== Recorded data ==
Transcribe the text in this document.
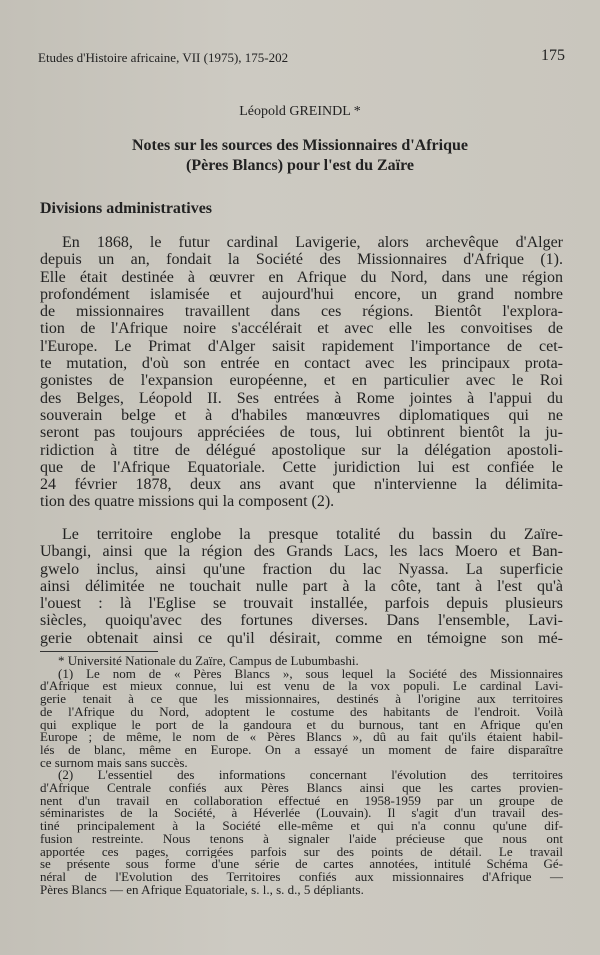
Etudes d'Histoire africaine, VII (1975), 175-202	175
Léopold GREINDL *
Notes sur les sources des Missionnaires d'Afrique
(Pères Blancs) pour l'est du Zaïre
Divisions administratives
En 1868, le futur cardinal Lavigerie, alors archevêque d'Alger
depuis un an, fondait la Société des Missionnaires d'Afrique (1).
Elle était destinée à œuvrer en Afrique du Nord, dans une région
profondément islamisée et aujourd'hui encore, un grand nombre
de missionnaires travaillent dans ces régions. Bientôt l'explora-
tion de l'Afrique noire s'accélérait et avec elle les convoitises de
l'Europe. Le Primat d'Alger saisit rapidement l'importance de cet-
te mutation, d'où son entrée en contact avec les principaux prota-
gonistes de l'expansion européenne, et en particulier avec le Roi
des Belges, Léopold II. Ses entrées à Rome jointes à l'appui du
souverain belge et à d'habiles manœuvres diplomatiques qui ne
seront pas toujours appréciées de tous, lui obtinrent bientôt la ju-
ridiction à titre de délégué apostolique sur la délégation apostoli-
que de l'Afrique Equatoriale. Cette juridiction lui est confiée le
24 février 1878, deux ans avant que n'intervienne la délimita-
tion des quatre missions qui la composent (2).
Le territoire englobe la presque totalité du bassin du Zaïre-
Ubangi, ainsi que la région des Grands Lacs, les lacs Moero et Ban-
gwelo inclus, ainsi qu'une fraction du lac Nyassa. La superficie
ainsi délimitée ne touchait nulle part à la côte, tant à l'est qu'à
l'ouest : là l'Eglise se trouvait installée, parfois depuis plusieurs
siècles, quoiqu'avec des fortunes diverses. Dans l'ensemble, Lavi-
gerie obtenait ainsi ce qu'il désirait, comme en témoigne son mé-
* Université Nationale du Zaïre, Campus de Lubumbashi.
(1) Le nom de « Pères Blancs », sous lequel la Société des Missionnaires
d'Afrique est mieux connue, lui est venu de la vox populi. Le cardinal Lavi-
gerie tenait à ce que les missionnaires, destinés à l'origine aux territoires
de l'Afrique du Nord, adoptent le costume des habitants de l'endroit. Voilà
qui explique le port de la gandoura et du burnous, tant en Afrique qu'en
Europe ; de même, le nom de « Pères Blancs », dû au fait qu'ils étaient habil-
lés de blanc, même en Europe. On a essayé un moment de faire disparaître
ce surnom mais sans succès.
(2) L'essentiel des informations concernant l'évolution des territoires
d'Afrique Centrale confiés aux Pères Blancs ainsi que les cartes provien-
nent d'un travail en collaboration effectué en 1958-1959 par un groupe de
séminaristes de la Société, à Héverlée (Louvain). Il s'agit d'un travail des-
tiné principalement à la Société elle-même et qui n'a connu qu'une dif-
fusion restreinte. Nous tenons à signaler l'aide précieuse que nous ont
apportée ces pages, corrigées parfois sur des points de détail. Le travail
se présente sous forme d'une série de cartes annotées, intitulé Schéma Gé-
néral de l'Evolution des Territoires confiés aux missionnaires d'Afrique —
Pères Blancs — en Afrique Equatoriale, s. l., s. d., 5 dépliants.
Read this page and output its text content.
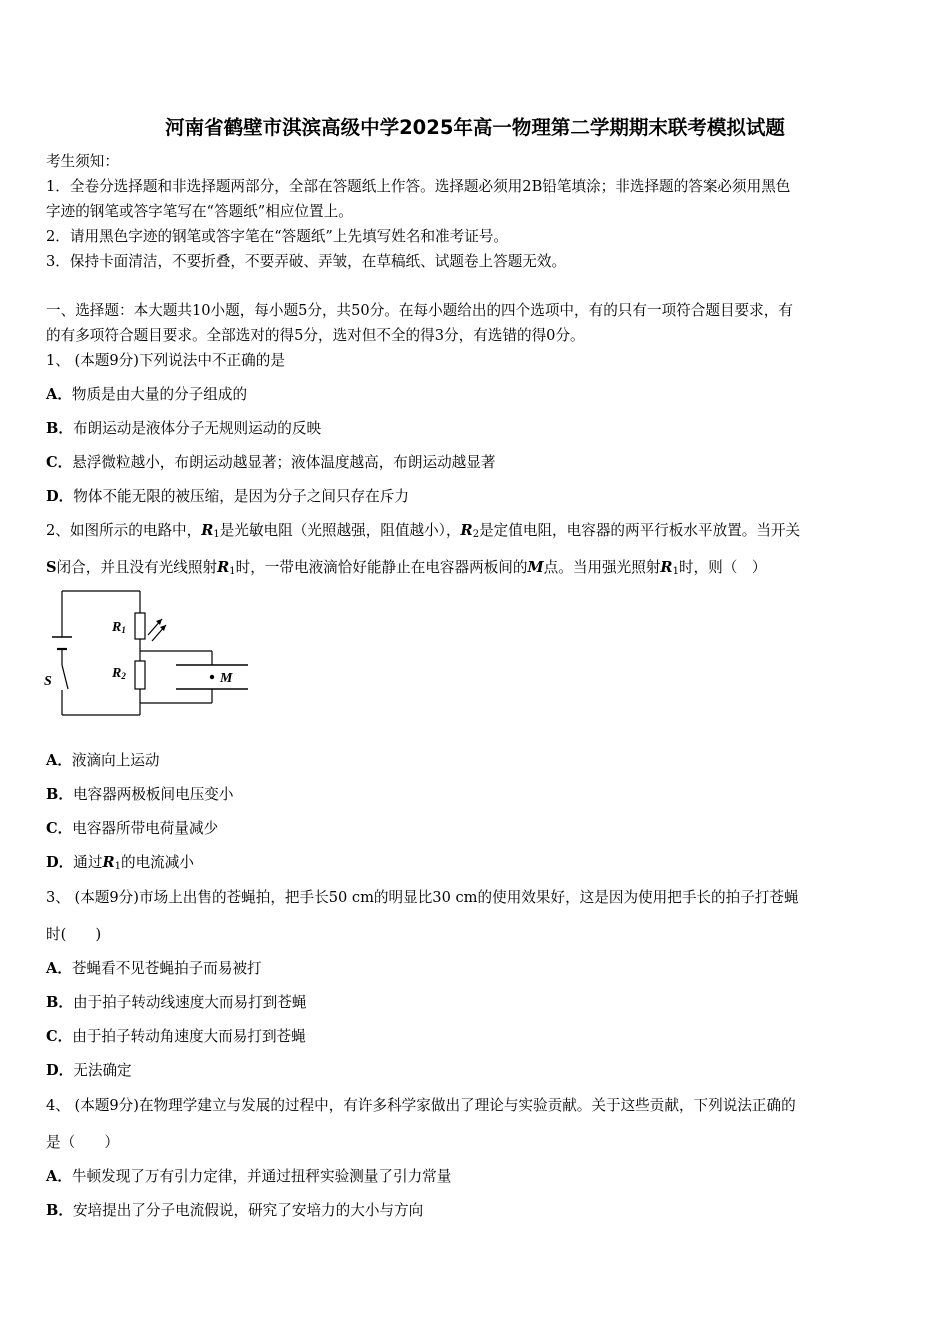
河南省鹤壁市淇滨高级中学2025年高一物理第二学期期末联考模拟试题
考生须知：
1．全卷分选择题和非选择题两部分，全部在答题纸上作答。选择题必须用2B铅笔填涂；非选择题的答案必须用黑色
字迹的钢笔或答字笔写在“答题纸”相应位置上。
2．请用黑色字迹的钢笔或答字笔在“答题纸”上先填写姓名和准考证号。
3．保持卡面清洁，不要折叠，不要弄破、弄皱，在草稿纸、试题卷上答题无效。
一、选择题：本大题共10小题，每小题5分，共50分。在每小题给出的四个选项中，有的只有一项符合题目要求，有
的有多项符合题目要求。全部选对的得5分，选对但不全的得3分，有选错的得0分。
1、 (本题9分)下列说法中不正确的是
A．物质是由大量的分子组成的
B．布朗运动是液体分子无规则运动的反映
C．悬浮微粒越小，布朗运动越显著；液体温度越高，布朗运动越显著
D．物体不能无限的被压缩，是因为分子之间只存在斥力
2、如图所示的电路中，$R_1$是光敏电阻（光照越强，阻值越小），$R_2$是定值电阻，电容器的两平行板水平放置。当开关
S闭合，并且没有光线照射$R_1$时，一带电液滴恰好能静止在电容器两板间的M点。当用强光照射$R_1$时，则（　）
R1
R2
S	M
A．液滴向上运动
B．电容器两极板间电压变小
C．电容器所带电荷量减少
D．通过$R_1$的电流减小
3、 (本题9分)市场上出售的苍蝇拍，把手长50 cm的明显比30 cm的使用效果好，这是因为使用把手长的拍子打苍蝇
时(　　)
A．苍蝇看不见苍蝇拍子而易被打
B．由于拍子转动线速度大而易打到苍蝇
C．由于拍子转动角速度大而易打到苍蝇
D．无法确定
4、 (本题9分)在物理学建立与发展的过程中，有许多科学家做出了理论与实验贡献。关于这些贡献，下列说法正确的
是（　　）
A．牛顿发现了万有引力定律，并通过扭秤实验测量了引力常量
B．安培提出了分子电流假说，研究了安培力的大小与方向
===
Exercise directions: Write only the number of lines in the records that include the word "Equatoriale".

Finished answer: 2